TASK OBJECTIVE –
Write out the listing below verbatim, keeping every line in its original order.
========
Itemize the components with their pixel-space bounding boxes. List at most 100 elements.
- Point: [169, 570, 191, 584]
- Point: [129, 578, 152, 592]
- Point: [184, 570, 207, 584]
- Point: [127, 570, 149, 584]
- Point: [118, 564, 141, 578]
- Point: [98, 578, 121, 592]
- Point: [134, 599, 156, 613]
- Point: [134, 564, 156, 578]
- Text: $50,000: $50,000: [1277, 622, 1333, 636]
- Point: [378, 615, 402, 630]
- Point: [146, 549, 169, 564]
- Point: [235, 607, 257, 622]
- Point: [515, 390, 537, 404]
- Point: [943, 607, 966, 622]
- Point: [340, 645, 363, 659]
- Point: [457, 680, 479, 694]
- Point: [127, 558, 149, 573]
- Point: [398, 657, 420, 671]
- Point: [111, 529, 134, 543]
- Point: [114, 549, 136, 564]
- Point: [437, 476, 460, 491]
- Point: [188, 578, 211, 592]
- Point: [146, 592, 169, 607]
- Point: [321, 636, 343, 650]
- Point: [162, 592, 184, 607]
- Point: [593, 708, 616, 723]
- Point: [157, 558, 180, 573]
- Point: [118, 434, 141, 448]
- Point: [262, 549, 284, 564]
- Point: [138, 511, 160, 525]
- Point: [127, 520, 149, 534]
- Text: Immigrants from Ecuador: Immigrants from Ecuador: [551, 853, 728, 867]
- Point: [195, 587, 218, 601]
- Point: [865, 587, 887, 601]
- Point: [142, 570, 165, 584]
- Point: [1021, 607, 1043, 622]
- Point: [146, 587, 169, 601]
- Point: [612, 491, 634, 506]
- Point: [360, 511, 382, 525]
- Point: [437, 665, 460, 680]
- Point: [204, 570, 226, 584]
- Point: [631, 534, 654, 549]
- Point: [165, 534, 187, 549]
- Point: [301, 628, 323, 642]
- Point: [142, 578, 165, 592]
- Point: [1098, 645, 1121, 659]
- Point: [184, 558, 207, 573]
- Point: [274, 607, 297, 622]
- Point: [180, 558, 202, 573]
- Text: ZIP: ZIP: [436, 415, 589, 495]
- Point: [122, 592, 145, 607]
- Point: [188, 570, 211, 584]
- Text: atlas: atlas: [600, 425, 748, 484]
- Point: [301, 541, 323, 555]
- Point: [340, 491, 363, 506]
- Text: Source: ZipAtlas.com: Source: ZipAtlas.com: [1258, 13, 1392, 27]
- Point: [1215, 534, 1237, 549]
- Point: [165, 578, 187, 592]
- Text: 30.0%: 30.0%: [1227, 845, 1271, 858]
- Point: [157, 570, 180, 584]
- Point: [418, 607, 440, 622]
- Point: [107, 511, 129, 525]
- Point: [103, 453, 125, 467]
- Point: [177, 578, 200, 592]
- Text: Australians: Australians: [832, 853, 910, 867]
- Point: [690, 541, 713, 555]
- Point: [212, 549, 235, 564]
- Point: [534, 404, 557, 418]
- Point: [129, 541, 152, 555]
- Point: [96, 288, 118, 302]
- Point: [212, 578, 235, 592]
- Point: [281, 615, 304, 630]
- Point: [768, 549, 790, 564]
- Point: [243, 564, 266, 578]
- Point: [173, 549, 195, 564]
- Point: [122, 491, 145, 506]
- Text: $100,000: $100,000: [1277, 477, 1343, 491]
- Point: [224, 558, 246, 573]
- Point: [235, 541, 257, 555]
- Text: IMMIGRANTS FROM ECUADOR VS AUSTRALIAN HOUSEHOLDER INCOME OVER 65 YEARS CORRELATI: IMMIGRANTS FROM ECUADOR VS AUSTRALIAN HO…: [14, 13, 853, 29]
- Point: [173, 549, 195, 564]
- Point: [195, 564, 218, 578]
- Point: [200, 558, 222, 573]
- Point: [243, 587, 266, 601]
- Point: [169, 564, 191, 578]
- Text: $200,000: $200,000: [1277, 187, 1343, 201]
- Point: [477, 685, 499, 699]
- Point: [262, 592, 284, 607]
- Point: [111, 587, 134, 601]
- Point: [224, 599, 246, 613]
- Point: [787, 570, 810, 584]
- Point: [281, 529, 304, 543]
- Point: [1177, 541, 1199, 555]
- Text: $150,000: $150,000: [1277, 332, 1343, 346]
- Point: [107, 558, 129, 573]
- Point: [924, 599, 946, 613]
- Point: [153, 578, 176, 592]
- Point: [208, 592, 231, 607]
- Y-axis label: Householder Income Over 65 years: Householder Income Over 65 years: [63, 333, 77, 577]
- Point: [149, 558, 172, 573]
========
ANSWER TO THE EXERCISE –
Itemize the components with their pixel-space bounding boxes. List at most 100 elements.
- Point: [169, 570, 191, 584]
- Point: [129, 578, 152, 592]
- Point: [184, 570, 207, 584]
- Point: [127, 570, 149, 584]
- Point: [118, 564, 141, 578]
- Point: [98, 578, 121, 592]
- Point: [134, 599, 156, 613]
- Point: [134, 564, 156, 578]
- Text: $50,000: $50,000: [1277, 622, 1333, 636]
- Point: [378, 615, 402, 630]
- Point: [146, 549, 169, 564]
- Point: [235, 607, 257, 622]
- Point: [515, 390, 537, 404]
- Point: [943, 607, 966, 622]
- Point: [340, 645, 363, 659]
- Point: [457, 680, 479, 694]
- Point: [127, 558, 149, 573]
- Point: [398, 657, 420, 671]
- Point: [111, 529, 134, 543]
- Point: [114, 549, 136, 564]
- Point: [437, 476, 460, 491]
- Point: [188, 578, 211, 592]
- Point: [146, 592, 169, 607]
- Point: [321, 636, 343, 650]
- Point: [162, 592, 184, 607]
- Point: [593, 708, 616, 723]
- Point: [157, 558, 180, 573]
- Point: [118, 434, 141, 448]
- Point: [262, 549, 284, 564]
- Point: [138, 511, 160, 525]
- Point: [127, 520, 149, 534]
- Text: Immigrants from Ecuador: Immigrants from Ecuador: [551, 853, 728, 867]
- Point: [195, 587, 218, 601]
- Point: [865, 587, 887, 601]
- Point: [142, 570, 165, 584]
- Point: [1021, 607, 1043, 622]
- Point: [146, 587, 169, 601]
- Point: [612, 491, 634, 506]
- Point: [360, 511, 382, 525]
- Point: [437, 665, 460, 680]
- Point: [204, 570, 226, 584]
- Point: [631, 534, 654, 549]
- Point: [165, 534, 187, 549]
- Point: [301, 628, 323, 642]
- Point: [142, 578, 165, 592]
- Point: [1098, 645, 1121, 659]
- Point: [184, 558, 207, 573]
- Point: [274, 607, 297, 622]
- Point: [180, 558, 202, 573]
- Text: ZIP: ZIP: [436, 415, 589, 495]
- Point: [122, 592, 145, 607]
- Point: [188, 570, 211, 584]
- Text: atlas: atlas: [600, 425, 748, 484]
- Point: [301, 541, 323, 555]
- Point: [340, 491, 363, 506]
- Text: Source: ZipAtlas.com: Source: ZipAtlas.com: [1258, 13, 1392, 27]
- Point: [1215, 534, 1237, 549]
- Point: [165, 578, 187, 592]
- Text: 30.0%: 30.0%: [1227, 845, 1271, 858]
- Point: [157, 570, 180, 584]
- Point: [418, 607, 440, 622]
- Point: [107, 511, 129, 525]
- Point: [103, 453, 125, 467]
- Point: [177, 578, 200, 592]
- Text: Australians: Australians: [832, 853, 910, 867]
- Point: [690, 541, 713, 555]
- Point: [212, 549, 235, 564]
- Point: [534, 404, 557, 418]
- Point: [129, 541, 152, 555]
- Point: [96, 288, 118, 302]
- Point: [212, 578, 235, 592]
- Point: [281, 615, 304, 630]
- Point: [768, 549, 790, 564]
- Point: [243, 564, 266, 578]
- Point: [173, 549, 195, 564]
- Point: [122, 491, 145, 506]
- Text: $100,000: $100,000: [1277, 477, 1343, 491]
- Point: [224, 558, 246, 573]
- Point: [235, 541, 257, 555]
- Text: IMMIGRANTS FROM ECUADOR VS AUSTRALIAN HOUSEHOLDER INCOME OVER 65 YEARS CORRELATI: IMMIGRANTS FROM ECUADOR VS AUSTRALIAN HO…: [14, 13, 853, 29]
- Point: [173, 549, 195, 564]
- Point: [195, 564, 218, 578]
- Point: [200, 558, 222, 573]
- Point: [243, 587, 266, 601]
- Point: [169, 564, 191, 578]
- Text: $200,000: $200,000: [1277, 187, 1343, 201]
- Point: [477, 685, 499, 699]
- Point: [262, 592, 284, 607]
- Point: [111, 587, 134, 601]
- Point: [224, 599, 246, 613]
- Point: [787, 570, 810, 584]
- Point: [281, 529, 304, 543]
- Point: [1177, 541, 1199, 555]
- Text: $150,000: $150,000: [1277, 332, 1343, 346]
- Point: [107, 558, 129, 573]
- Point: [924, 599, 946, 613]
- Point: [153, 578, 176, 592]
- Point: [208, 592, 231, 607]
- Y-axis label: Householder Income Over 65 years: Householder Income Over 65 years: [63, 333, 77, 577]
- Point: [149, 558, 172, 573]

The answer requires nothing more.